*** Provided data ***

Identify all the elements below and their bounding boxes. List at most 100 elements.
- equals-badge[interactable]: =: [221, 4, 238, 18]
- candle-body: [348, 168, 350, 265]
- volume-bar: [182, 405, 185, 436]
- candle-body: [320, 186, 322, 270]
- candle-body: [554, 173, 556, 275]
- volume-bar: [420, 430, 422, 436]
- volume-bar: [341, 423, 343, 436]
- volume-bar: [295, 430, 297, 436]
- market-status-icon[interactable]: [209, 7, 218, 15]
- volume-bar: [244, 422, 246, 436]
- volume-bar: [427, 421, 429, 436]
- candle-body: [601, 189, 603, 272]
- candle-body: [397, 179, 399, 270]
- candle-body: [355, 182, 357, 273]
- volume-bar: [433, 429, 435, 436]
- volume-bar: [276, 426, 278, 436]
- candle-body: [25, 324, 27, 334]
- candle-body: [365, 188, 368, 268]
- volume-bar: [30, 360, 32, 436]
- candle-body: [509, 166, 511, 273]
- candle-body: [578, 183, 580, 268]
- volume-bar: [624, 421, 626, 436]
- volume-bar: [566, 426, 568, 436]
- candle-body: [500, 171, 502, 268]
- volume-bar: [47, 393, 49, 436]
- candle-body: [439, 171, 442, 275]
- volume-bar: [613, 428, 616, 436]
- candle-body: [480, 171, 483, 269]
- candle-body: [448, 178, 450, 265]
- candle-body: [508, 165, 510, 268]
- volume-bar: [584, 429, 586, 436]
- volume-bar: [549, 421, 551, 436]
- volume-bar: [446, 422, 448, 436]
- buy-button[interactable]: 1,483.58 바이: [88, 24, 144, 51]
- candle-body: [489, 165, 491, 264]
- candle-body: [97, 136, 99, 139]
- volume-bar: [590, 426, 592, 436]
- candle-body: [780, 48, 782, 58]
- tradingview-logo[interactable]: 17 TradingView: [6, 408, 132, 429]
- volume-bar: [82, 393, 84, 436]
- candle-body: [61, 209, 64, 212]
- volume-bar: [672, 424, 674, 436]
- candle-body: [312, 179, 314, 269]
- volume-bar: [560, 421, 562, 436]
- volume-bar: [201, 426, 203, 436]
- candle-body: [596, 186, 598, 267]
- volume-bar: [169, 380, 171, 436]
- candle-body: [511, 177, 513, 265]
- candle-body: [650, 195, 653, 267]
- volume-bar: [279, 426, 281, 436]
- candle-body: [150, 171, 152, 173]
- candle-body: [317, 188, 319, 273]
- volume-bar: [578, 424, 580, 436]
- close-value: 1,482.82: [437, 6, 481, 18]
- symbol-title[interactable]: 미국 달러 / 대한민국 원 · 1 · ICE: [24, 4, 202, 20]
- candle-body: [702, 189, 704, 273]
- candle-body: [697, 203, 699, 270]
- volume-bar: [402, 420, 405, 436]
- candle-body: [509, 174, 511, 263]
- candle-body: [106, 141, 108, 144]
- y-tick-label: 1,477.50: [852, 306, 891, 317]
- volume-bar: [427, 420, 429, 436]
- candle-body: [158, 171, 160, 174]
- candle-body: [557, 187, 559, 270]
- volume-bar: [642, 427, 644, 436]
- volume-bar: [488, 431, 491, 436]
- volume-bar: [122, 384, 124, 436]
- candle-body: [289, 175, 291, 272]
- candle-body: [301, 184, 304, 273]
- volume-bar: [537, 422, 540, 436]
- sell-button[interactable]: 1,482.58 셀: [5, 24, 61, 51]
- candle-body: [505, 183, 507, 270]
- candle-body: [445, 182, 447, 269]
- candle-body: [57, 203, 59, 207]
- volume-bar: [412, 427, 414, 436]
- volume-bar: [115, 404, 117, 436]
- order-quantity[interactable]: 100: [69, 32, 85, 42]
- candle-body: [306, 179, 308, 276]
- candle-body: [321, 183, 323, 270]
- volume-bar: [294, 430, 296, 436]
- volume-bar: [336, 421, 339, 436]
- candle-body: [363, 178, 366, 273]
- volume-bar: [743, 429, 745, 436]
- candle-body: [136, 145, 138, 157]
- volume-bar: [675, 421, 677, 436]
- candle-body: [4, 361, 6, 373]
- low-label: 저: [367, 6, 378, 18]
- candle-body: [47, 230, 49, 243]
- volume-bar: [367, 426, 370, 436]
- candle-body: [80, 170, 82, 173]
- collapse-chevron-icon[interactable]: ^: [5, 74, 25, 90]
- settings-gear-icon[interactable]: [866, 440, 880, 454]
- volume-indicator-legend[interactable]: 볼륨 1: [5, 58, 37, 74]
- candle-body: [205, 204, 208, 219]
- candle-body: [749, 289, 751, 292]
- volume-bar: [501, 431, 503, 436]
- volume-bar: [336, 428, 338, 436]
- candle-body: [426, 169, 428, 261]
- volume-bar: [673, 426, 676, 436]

***

Given problem
Update the listing above by changing every "candle-body" to "candlestick-body", leaving all other text the same.

Exercise response
Identify all the elements below and their bounding boxes. List at most 100 elements.
- equals-badge[interactable]: =: [221, 4, 238, 18]
- candlestick-body: [348, 168, 350, 265]
- volume-bar: [182, 405, 185, 436]
- candlestick-body: [320, 186, 322, 270]
- candlestick-body: [554, 173, 556, 275]
- volume-bar: [420, 430, 422, 436]
- volume-bar: [341, 423, 343, 436]
- volume-bar: [295, 430, 297, 436]
- market-status-icon[interactable]: [209, 7, 218, 15]
- volume-bar: [244, 422, 246, 436]
- volume-bar: [427, 421, 429, 436]
- candlestick-body: [601, 189, 603, 272]
- candlestick-body: [397, 179, 399, 270]
- candlestick-body: [355, 182, 357, 273]
- volume-bar: [433, 429, 435, 436]
- volume-bar: [276, 426, 278, 436]
- candlestick-body: [25, 324, 27, 334]
- candlestick-body: [365, 188, 368, 268]
- volume-bar: [30, 360, 32, 436]
- candlestick-body: [509, 166, 511, 273]
- candlestick-body: [578, 183, 580, 268]
- volume-bar: [624, 421, 626, 436]
- volume-bar: [566, 426, 568, 436]
- candlestick-body: [500, 171, 502, 268]
- volume-bar: [47, 393, 49, 436]
- candlestick-body: [439, 171, 442, 275]
- volume-bar: [613, 428, 616, 436]
- candlestick-body: [480, 171, 483, 269]
- candlestick-body: [448, 178, 450, 265]
- candlestick-body: [508, 165, 510, 268]
- volume-bar: [584, 429, 586, 436]
- volume-bar: [549, 421, 551, 436]
- volume-bar: [446, 422, 448, 436]
- buy-button[interactable]: 1,483.58 바이: [88, 24, 144, 51]
- candlestick-body: [489, 165, 491, 264]
- candlestick-body: [97, 136, 99, 139]
- volume-bar: [590, 426, 592, 436]
- candlestick-body: [780, 48, 782, 58]
- tradingview-logo[interactable]: 17 TradingView: [6, 408, 132, 429]
- volume-bar: [82, 393, 84, 436]
- candlestick-body: [61, 209, 64, 212]
- volume-bar: [672, 424, 674, 436]
- candlestick-body: [312, 179, 314, 269]
- volume-bar: [560, 421, 562, 436]
- volume-bar: [201, 426, 203, 436]
- candlestick-body: [596, 186, 598, 267]
- volume-bar: [169, 380, 171, 436]
- candlestick-body: [511, 177, 513, 265]
- candlestick-body: [650, 195, 653, 267]
- volume-bar: [279, 426, 281, 436]
- candlestick-body: [150, 171, 152, 173]
- candlestick-body: [317, 188, 319, 273]
- volume-bar: [578, 424, 580, 436]
- close-value: 1,482.82: [437, 6, 481, 18]
- symbol-title[interactable]: 미국 달러 / 대한민국 원 · 1 · ICE: [24, 4, 202, 20]
- candlestick-body: [702, 189, 704, 273]
- candlestick-body: [697, 203, 699, 270]
- volume-bar: [402, 420, 405, 436]
- candlestick-body: [509, 174, 511, 263]
- candlestick-body: [106, 141, 108, 144]
- y-tick-label: 1,477.50: [852, 306, 891, 317]
- volume-bar: [427, 420, 429, 436]
- candlestick-body: [158, 171, 160, 174]
- candlestick-body: [557, 187, 559, 270]
- volume-bar: [642, 427, 644, 436]
- volume-bar: [488, 431, 491, 436]
- volume-bar: [122, 384, 124, 436]
- candlestick-body: [289, 175, 291, 272]
- candlestick-body: [301, 184, 304, 273]
- volume-bar: [537, 422, 540, 436]
- sell-button[interactable]: 1,482.58 셀: [5, 24, 61, 51]
- candlestick-body: [505, 183, 507, 270]
- candlestick-body: [445, 182, 447, 269]
- candlestick-body: [57, 203, 59, 207]
- volume-bar: [412, 427, 414, 436]
- volume-bar: [115, 404, 117, 436]
- order-quantity[interactable]: 100: [69, 32, 85, 42]
- candlestick-body: [306, 179, 308, 276]
- candlestick-body: [321, 183, 323, 270]
- volume-bar: [294, 430, 296, 436]
- volume-bar: [336, 421, 339, 436]
- candlestick-body: [363, 178, 366, 273]
- volume-bar: [743, 429, 745, 436]
- candlestick-body: [136, 145, 138, 157]
- volume-bar: [675, 421, 677, 436]
- candlestick-body: [4, 361, 6, 373]
- low-label: 저: [367, 6, 378, 18]
- candlestick-body: [47, 230, 49, 243]
- volume-bar: [367, 426, 370, 436]
- candlestick-body: [80, 170, 82, 173]
- collapse-chevron-icon[interactable]: ^: [5, 74, 25, 90]
- settings-gear-icon[interactable]: [866, 440, 880, 454]
- volume-indicator-legend[interactable]: 볼륨 1: [5, 58, 37, 74]
- candlestick-body: [205, 204, 208, 219]
- candlestick-body: [749, 289, 751, 292]
- volume-bar: [501, 431, 503, 436]
- volume-bar: [336, 428, 338, 436]
- candlestick-body: [426, 169, 428, 261]
- volume-bar: [673, 426, 676, 436]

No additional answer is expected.